→ **Short task**
Reproduce all lines of the listing below in which the word "Laplace" occurs.

→ **Materials provided**
====

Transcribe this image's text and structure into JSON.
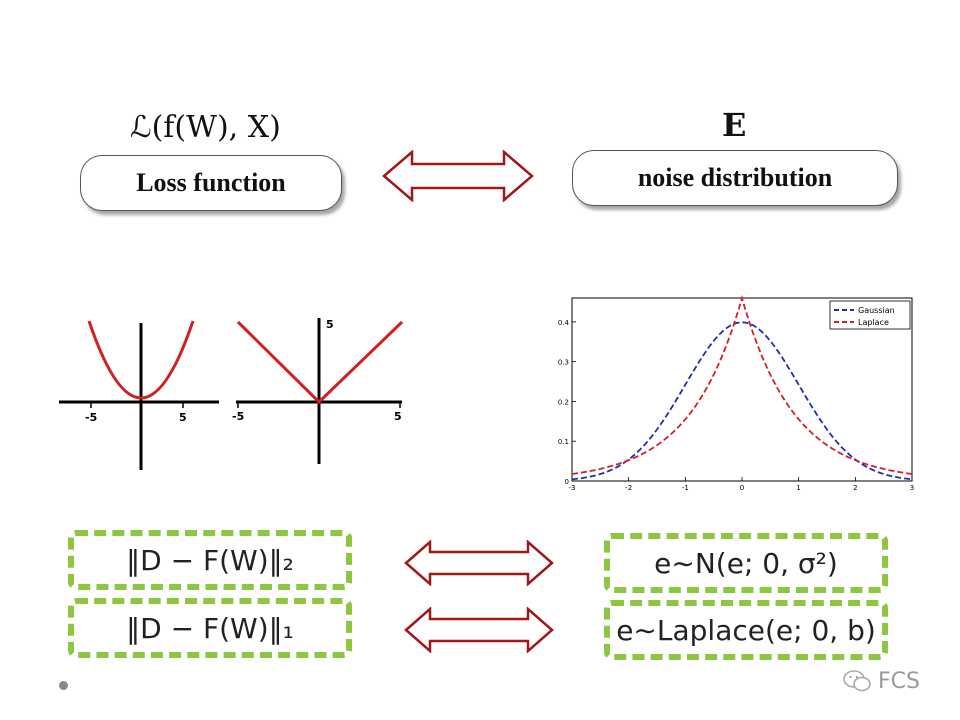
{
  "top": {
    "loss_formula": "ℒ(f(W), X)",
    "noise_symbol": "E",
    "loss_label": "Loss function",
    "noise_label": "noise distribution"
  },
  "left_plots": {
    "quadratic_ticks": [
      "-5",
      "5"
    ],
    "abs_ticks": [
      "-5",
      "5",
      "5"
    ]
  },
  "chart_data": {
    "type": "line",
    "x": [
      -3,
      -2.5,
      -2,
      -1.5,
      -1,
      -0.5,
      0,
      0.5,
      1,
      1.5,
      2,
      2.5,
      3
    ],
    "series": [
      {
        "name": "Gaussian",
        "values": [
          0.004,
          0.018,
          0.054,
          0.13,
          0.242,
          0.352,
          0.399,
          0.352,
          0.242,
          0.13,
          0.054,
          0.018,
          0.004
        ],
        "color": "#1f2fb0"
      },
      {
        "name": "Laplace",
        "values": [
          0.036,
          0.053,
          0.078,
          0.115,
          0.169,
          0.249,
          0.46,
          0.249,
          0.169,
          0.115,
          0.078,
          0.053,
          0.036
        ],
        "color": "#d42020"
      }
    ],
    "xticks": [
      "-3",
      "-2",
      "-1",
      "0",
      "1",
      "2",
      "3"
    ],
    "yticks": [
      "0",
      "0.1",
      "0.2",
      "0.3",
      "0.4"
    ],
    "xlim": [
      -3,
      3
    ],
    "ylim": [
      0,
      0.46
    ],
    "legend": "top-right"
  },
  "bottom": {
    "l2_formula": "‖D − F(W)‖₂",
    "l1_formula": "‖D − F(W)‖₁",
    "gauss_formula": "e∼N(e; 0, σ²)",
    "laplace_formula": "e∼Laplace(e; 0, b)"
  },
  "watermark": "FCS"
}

====

→ **Result**
        "name": "Laplace",
    "laplace_formula": "e∼Laplace(e; 0, b)"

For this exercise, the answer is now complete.